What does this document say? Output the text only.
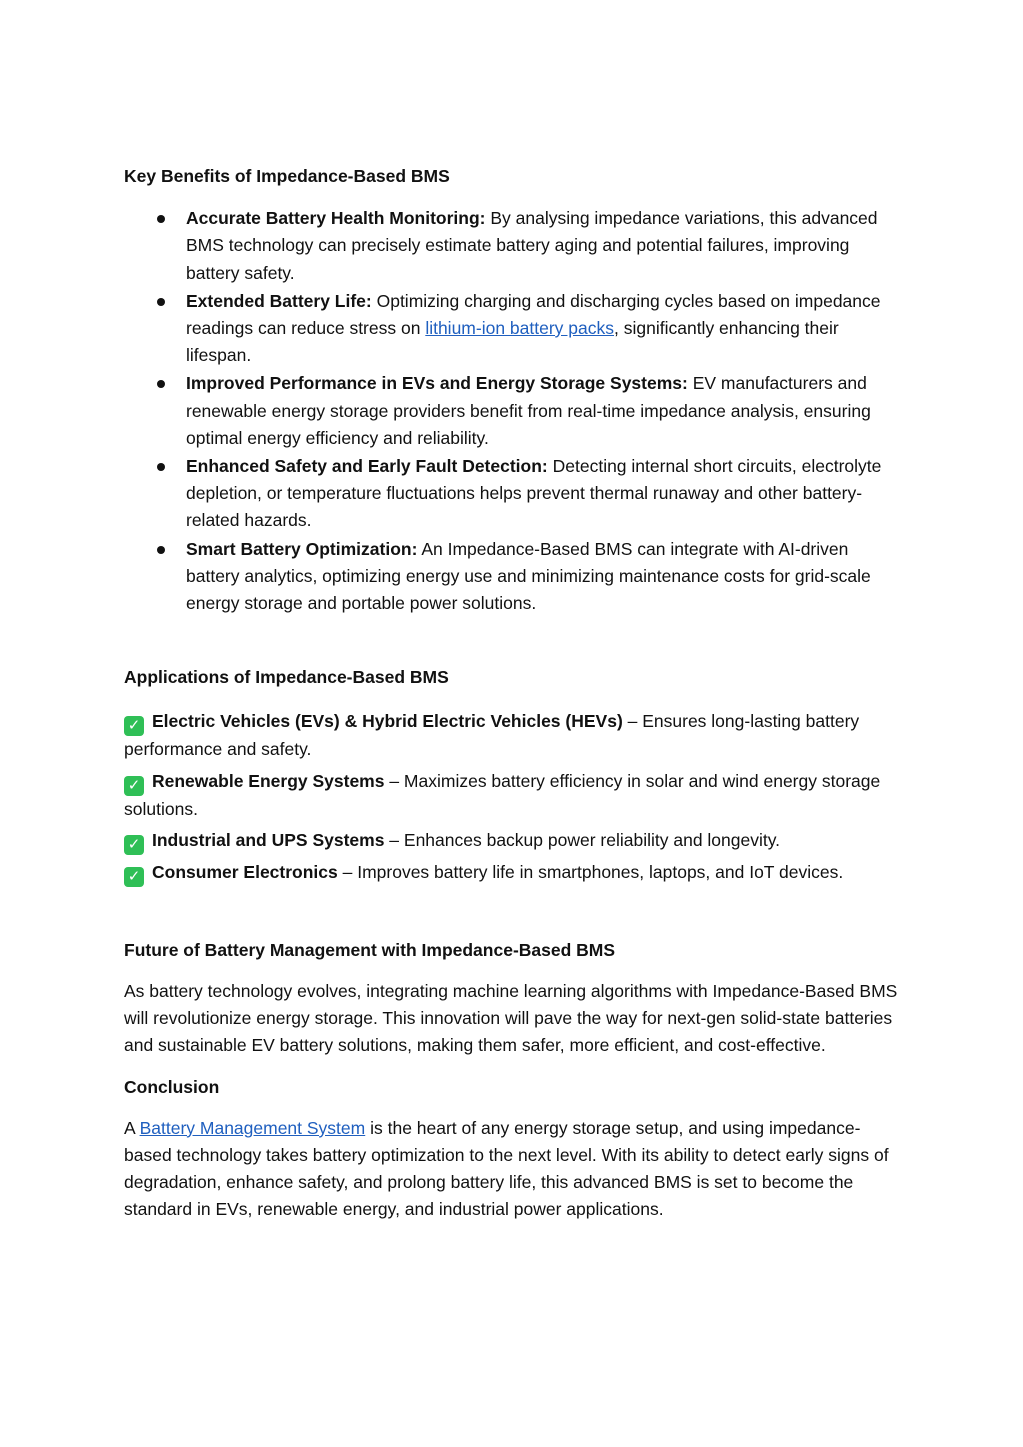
Key Benefits of Impedance-Based BMS

Accurate Battery Health Monitoring: By analysing impedance variations, this advanced BMS technology can precisely estimate battery aging and potential failures, improving battery safety.
Extended Battery Life: Optimizing charging and discharging cycles based on impedance readings can reduce stress on lithium-ion battery packs, significantly enhancing their lifespan.
Improved Performance in EVs and Energy Storage Systems: EV manufacturers and renewable energy storage providers benefit from real-time impedance analysis, ensuring optimal energy efficiency and reliability.
Enhanced Safety and Early Fault Detection: Detecting internal short circuits, electrolyte depletion, or temperature fluctuations helps prevent thermal runaway and other battery-related hazards.
Smart Battery Optimization: An Impedance-Based BMS can integrate with AI-driven battery analytics, optimizing energy use and minimizing maintenance costs for grid-scale energy storage and portable power solutions.

Applications of Impedance-Based BMS

✓ Electric Vehicles (EVs) & Hybrid Electric Vehicles (HEVs) – Ensures long-lasting battery performance and safety.

✓ Renewable Energy Systems – Maximizes battery efficiency in solar and wind energy storage solutions.

✓ Industrial and UPS Systems – Enhances backup power reliability and longevity.

✓ Consumer Electronics – Improves battery life in smartphones, laptops, and IoT devices.

Future of Battery Management with Impedance-Based BMS

As battery technology evolves, integrating machine learning algorithms with Impedance-Based BMS will revolutionize energy storage. This innovation will pave the way for next-gen solid-state batteries and sustainable EV battery solutions, making them safer, more efficient, and cost-effective.

Conclusion

A Battery Management System is the heart of any energy storage setup, and using impedance-based technology takes battery optimization to the next level. With its ability to detect early signs of degradation, enhance safety, and prolong battery life, this advanced BMS is set to become the standard in EVs, renewable energy, and industrial power applications.
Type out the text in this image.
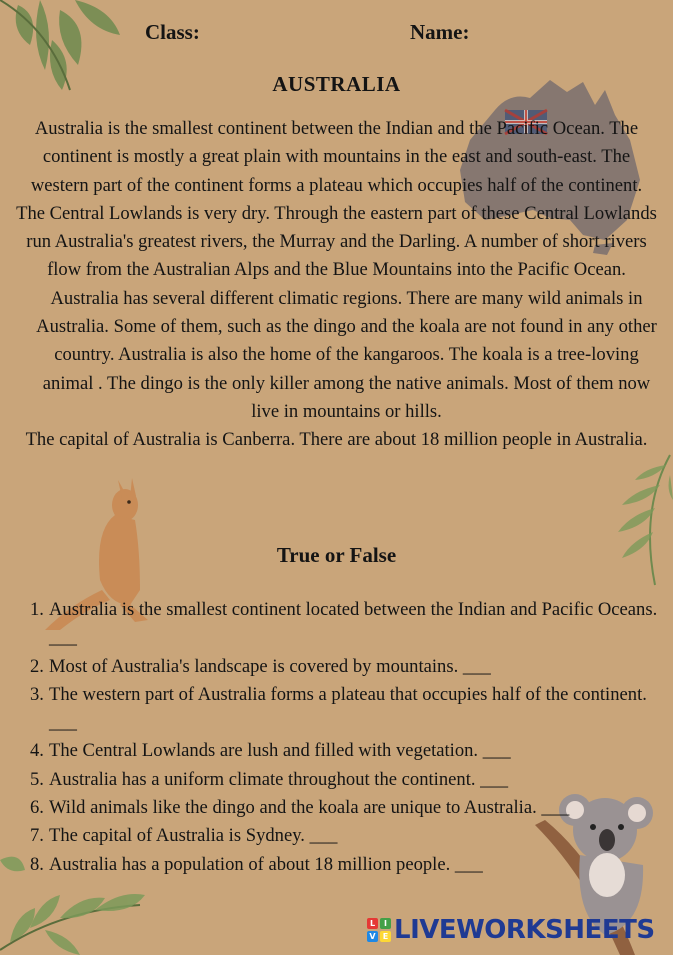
Class:	Name:
AUSTRALIA

Australia is the smallest continent between the Indian and the Pacific Ocean. The continent is mostly a great plain with mountains in the east and south-east. The western part of the continent forms a plateau which occupies half of the continent. The Central Lowlands is very dry. Through the eastern part of these Central Lowlands run Australia's greatest rivers, the Murray and the Darling. A number of short rivers flow from the Australian Alps and the Blue Mountains into the Pacific Ocean.

Australia has several different climatic regions. There are many wild animals in Australia. Some of them, such as the dingo and the koala are not found in any other country. Australia is also the home of the kangaroos. The koala is a tree-loving animal . The dingo is the only killer among the native animals. Most of them now live in mountains or hills.

The capital of Australia is Canberra. There are about 18 million people in Australia.

True or False
1. Australia is the smallest continent located between the Indian and Pacific Oceans. ___
2. Most of Australia's landscape is covered by mountains. ___
3. The western part of Australia forms a plateau that occupies half of the continent. ___
4. The Central Lowlands are lush and filled with vegetation. ___
5. Australia has a uniform climate throughout the continent. ___
6. Wild animals like the dingo and the koala are unique to Australia. ___
7. The capital of Australia is Sydney. ___
8. Australia has a population of about 18 million people. ___
L	I
V E LIVEWORKSHEETS
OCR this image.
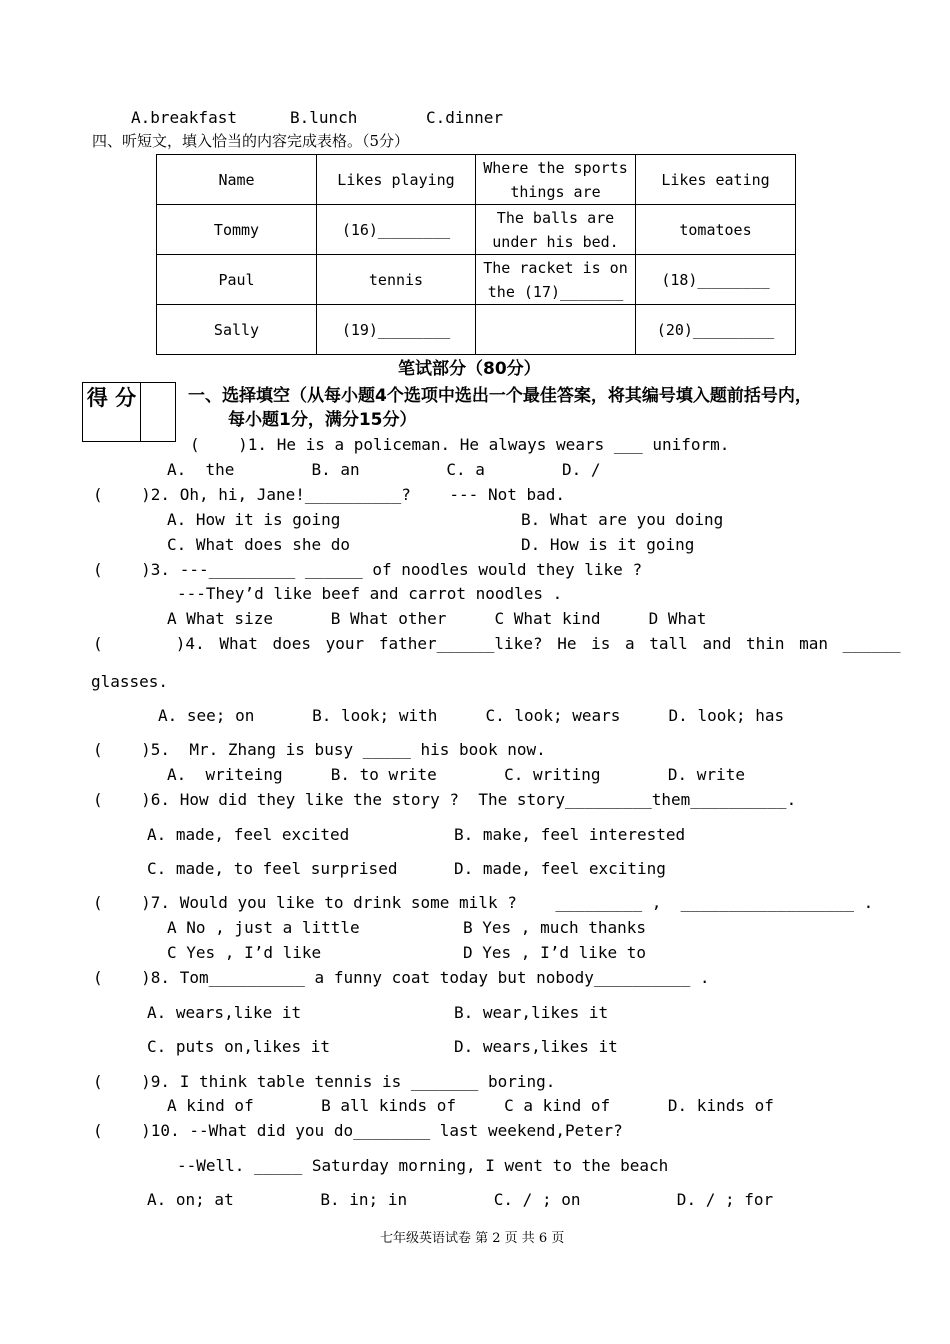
A.breakfast	B.lunch	C.dinner
四、听短文，填入恰当的内容完成表格。（5分）
Name	Likes playing	Where the sports things are	Likes eating
Tommy	(16)________	The balls are under his bed.	tomatoes
Paul	tennis	The racket is on the (17)_______	(18)________
Sally	(19)________		(20)_________
笔试部分（80分）
得 分	一、选择填空（从每小题4个选项中选出一个最佳答案，将其编号填入题前括号内，
每小题1分，满分15分）
(    )1. He is a policeman. He always wears ___ uniform.
A.  the        B. an         C. a        D. /
(    )2. Oh, hi, Jane!__________?    --- Not bad.
A. How it is going	B. What are you doing
C. What does she do	D. How is it going
(    )3. ---_________ ______ of noodles would they like ?
---They’d like beef and carrot noodles .
A What size      B What other     C What kind     D What
(     )4. What does your father______like? He is a tall and thin man ______
glasses.
A. see; on      B. look; with     C. look; wears     D. look; has
(    )5.  Mr. Zhang is busy _____ his book now.
A.  writeing     B. to write       C. writing       D. write
(    )6. How did they like the story ?  The story_________them__________.
A. made, feel excited	B. make, feel interested
C. made, to feel surprised	D. made, feel exciting
(    )7. Would you like to drink some milk ?    _________ ,  __________________ .
A No , just a little	B Yes , much thanks
C Yes , I’d like	D Yes , I’d like to
(    )8. Tom__________ a funny coat today but nobody__________ .
A. wears,like it	B. wear,likes it
C. puts on,likes it	D. wears,likes it
(    )9. I think table tennis is _______ boring.
A kind of       B all kinds of     C a kind of      D. kinds of
(    )10. --What did you do________ last weekend,Peter?
--Well. _____ Saturday morning, I went to the beach
A. on; at         B. in; in         C. / ; on          D. / ; for
七年级英语试卷 第 2 页 共 6 页
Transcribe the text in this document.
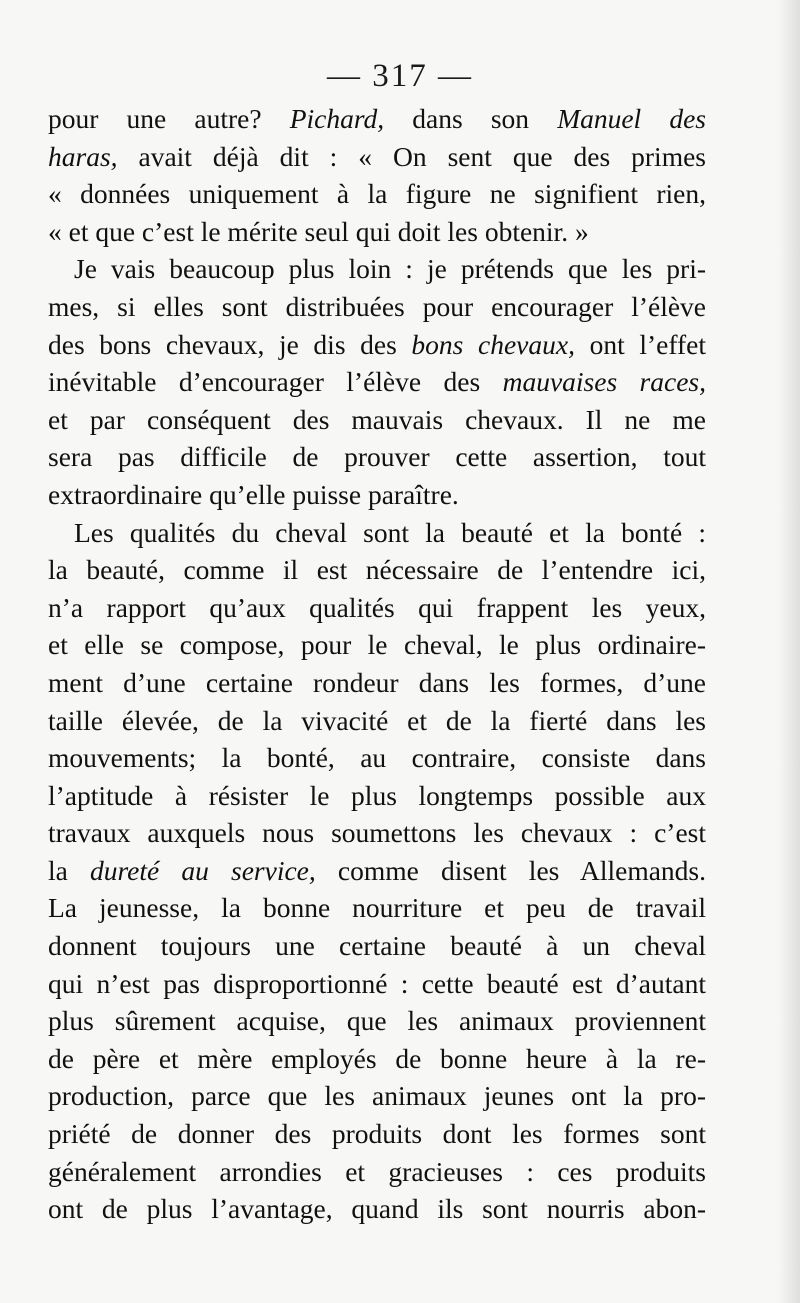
— 317 —
pour une autre? Pichard, dans son Manuel des
haras, avait déjà dit : « On sent que des primes
« données uniquement à la figure ne signifient rien,
« et que c’est le mérite seul qui doit les obtenir. »
Je vais beaucoup plus loin : je prétends que les pri-
mes, si elles sont distribuées pour encourager l’élève
des bons chevaux, je dis des bons chevaux, ont l’effet
inévitable d’encourager l’élève des mauvaises races,
et par conséquent des mauvais chevaux. Il ne me
sera pas difficile de prouver cette assertion, tout
extraordinaire qu’elle puisse paraître.
Les qualités du cheval sont la beauté et la bonté :
la beauté, comme il est nécessaire de l’entendre ici,
n’a rapport qu’aux qualités qui frappent les yeux,
et elle se compose, pour le cheval, le plus ordinaire-
ment d’une certaine rondeur dans les formes, d’une
taille élevée, de la vivacité et de la fierté dans les
mouvements; la bonté, au contraire, consiste dans
l’aptitude à résister le plus longtemps possible aux
travaux auxquels nous soumettons les chevaux : c’est
la dureté au service, comme disent les Allemands.
La jeunesse, la bonne nourriture et peu de travail
donnent toujours une certaine beauté à un cheval
qui n’est pas disproportionné : cette beauté est d’autant
plus sûrement acquise, que les animaux proviennent
de père et mère employés de bonne heure à la re-
production, parce que les animaux jeunes ont la pro-
priété de donner des produits dont les formes sont
généralement arrondies et gracieuses : ces produits
ont de plus l’avantage, quand ils sont nourris abon-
^^^^^^^^^^^^^^^^
### [Challenge]
Every entry must be written out exactly, with all pictures left out.

### [Written response]
What does this document say? Output the text only.
Key Benefits of Impedance-Based BMS

Accurate Battery Health Monitoring: By analysing impedance variations, this advanced BMS technology can precisely estimate battery aging and potential failures, improving battery safety.
Extended Battery Life: Optimizing charging and discharging cycles based on impedance readings can reduce stress on lithium-ion battery packs, significantly enhancing their lifespan.
Improved Performance in EVs and Energy Storage Systems: EV manufacturers and renewable energy storage providers benefit from real-time impedance analysis, ensuring optimal energy efficiency and reliability.
Enhanced Safety and Early Fault Detection: Detecting internal short circuits, electrolyte depletion, or temperature fluctuations helps prevent thermal runaway and other battery-related hazards.
Smart Battery Optimization: An Impedance-Based BMS can integrate with AI-driven battery analytics, optimizing energy use and minimizing maintenance costs for grid-scale energy storage and portable power solutions.

Applications of Impedance-Based BMS

✓ Electric Vehicles (EVs) & Hybrid Electric Vehicles (HEVs) – Ensures long-lasting battery performance and safety.

✓ Renewable Energy Systems – Maximizes battery efficiency in solar and wind energy storage solutions.

✓ Industrial and UPS Systems – Enhances backup power reliability and longevity.

✓ Consumer Electronics – Improves battery life in smartphones, laptops, and IoT devices.

Future of Battery Management with Impedance-Based BMS

As battery technology evolves, integrating machine learning algorithms with Impedance-Based BMS will revolutionize energy storage. This innovation will pave the way for next-gen solid-state batteries and sustainable EV battery solutions, making them safer, more efficient, and cost-effective.

Conclusion

A Battery Management System is the heart of any energy storage setup, and using impedance-based technology takes battery optimization to the next level. With its ability to detect early signs of degradation, enhance safety, and prolong battery life, this advanced BMS is set to become the standard in EVs, renewable energy, and industrial power applications.
Type out the text in this image.
Class:	Name:
AUSTRALIA

Australia is the smallest continent between the Indian and the Pacific Ocean. The continent is mostly a great plain with mountains in the east and south-east. The western part of the continent forms a plateau which occupies half of the continent. The Central Lowlands is very dry. Through the eastern part of these Central Lowlands run Australia's greatest rivers, the Murray and the Darling. A number of short rivers flow from the Australian Alps and the Blue Mountains into the Pacific Ocean.

Australia has several different climatic regions. There are many wild animals in Australia. Some of them, such as the dingo and the koala are not found in any other country. Australia is also the home of the kangaroos. The koala is a tree-loving animal . The dingo is the only killer among the native animals. Most of them now live in mountains or hills.

The capital of Australia is Canberra. There are about 18 million people in Australia.

True or False
1. Australia is the smallest continent located between the Indian and Pacific Oceans. ___
2. Most of Australia's landscape is covered by mountains. ___
3. The western part of Australia forms a plateau that occupies half of the continent. ___
4. The Central Lowlands are lush and filled with vegetation. ___
5. Australia has a uniform climate throughout the continent. ___
6. Wild animals like the dingo and the koala are unique to Australia. ___
7. The capital of Australia is Sydney. ___
8. Australia has a population of about 18 million people. ___
L	I
V E LIVEWORKSHEETS
OCR this image.
A.breakfast	B.lunch	C.dinner
四、听短文，填入恰当的内容完成表格。（5分）
Name	Likes playing	Where the sports things are	Likes eating
Tommy	(16)________	The balls are under his bed.	tomatoes
Paul	tennis	The racket is on the (17)_______	(18)________
Sally	(19)________		(20)_________
笔试部分（80分）
得 分	一、选择填空（从每小题4个选项中选出一个最佳答案，将其编号填入题前括号内，
每小题1分，满分15分）
(    )1. He is a policeman. He always wears ___ uniform.
A.  the        B. an         C. a        D. /
(    )2. Oh, hi, Jane!__________?    --- Not bad.
A. How it is going	B. What are you doing
C. What does she do	D. How is it going
(    )3. ---_________ ______ of noodles would they like ?
---They’d like beef and carrot noodles .
A What size      B What other     C What kind     D What
(     )4. What does your father______like? He is a tall and thin man ______
glasses.
A. see; on      B. look; with     C. look; wears     D. look; has
(    )5.  Mr. Zhang is busy _____ his book now.
A.  writeing     B. to write       C. writing       D. write
(    )6. How did they like the story ?  The story_________them__________.
A. made, feel excited	B. make, feel interested
C. made, to feel surprised	D. made, feel exciting
(    )7. Would you like to drink some milk ?    _________ ,  __________________ .
A No , just a little	B Yes , much thanks
C Yes , I’d like	D Yes , I’d like to
(    )8. Tom__________ a funny coat today but nobody__________ .
A. wears,like it	B. wear,likes it
C. puts on,likes it	D. wears,likes it
(    )9. I think table tennis is _______ boring.
A kind of       B all kinds of     C a kind of      D. kinds of
(    )10. --What did you do________ last weekend,Peter?
--Well. _____ Saturday morning, I went to the beach
A. on; at         B. in; in         C. / ; on          D. / ; for
七年级英语试卷 第 2 页 共 6 页
Transcribe the text in this document.
— 317 —
pour une autre? Pichard, dans son Manuel des
haras, avait déjà dit : « On sent que des primes
« données uniquement à la figure ne signifient rien,
« et que c’est le mérite seul qui doit les obtenir. »
Je vais beaucoup plus loin : je prétends que les pri-
mes, si elles sont distribuées pour encourager l’élève
des bons chevaux, je dis des bons chevaux, ont l’effet
inévitable d’encourager l’élève des mauvaises races,
et par conséquent des mauvais chevaux. Il ne me
sera pas difficile de prouver cette assertion, tout
extraordinaire qu’elle puisse paraître.
Les qualités du cheval sont la beauté et la bonté :
la beauté, comme il est nécessaire de l’entendre ici,
n’a rapport qu’aux qualités qui frappent les yeux,
et elle se compose, pour le cheval, le plus ordinaire-
ment d’une certaine rondeur dans les formes, d’une
taille élevée, de la vivacité et de la fierté dans les
mouvements; la bonté, au contraire, consiste dans
l’aptitude à résister le plus longtemps possible aux
travaux auxquels nous soumettons les chevaux : c’est
la dureté au service, comme disent les Allemands.
La jeunesse, la bonne nourriture et peu de travail
donnent toujours une certaine beauté à un cheval
qui n’est pas disproportionné : cette beauté est d’autant
plus sûrement acquise, que les animaux proviennent
de père et mère employés de bonne heure à la re-
production, parce que les animaux jeunes ont la pro-
priété de donner des produits dont les formes sont
généralement arrondies et gracieuses : ces produits
ont de plus l’avantage, quand ils sont nourris abon-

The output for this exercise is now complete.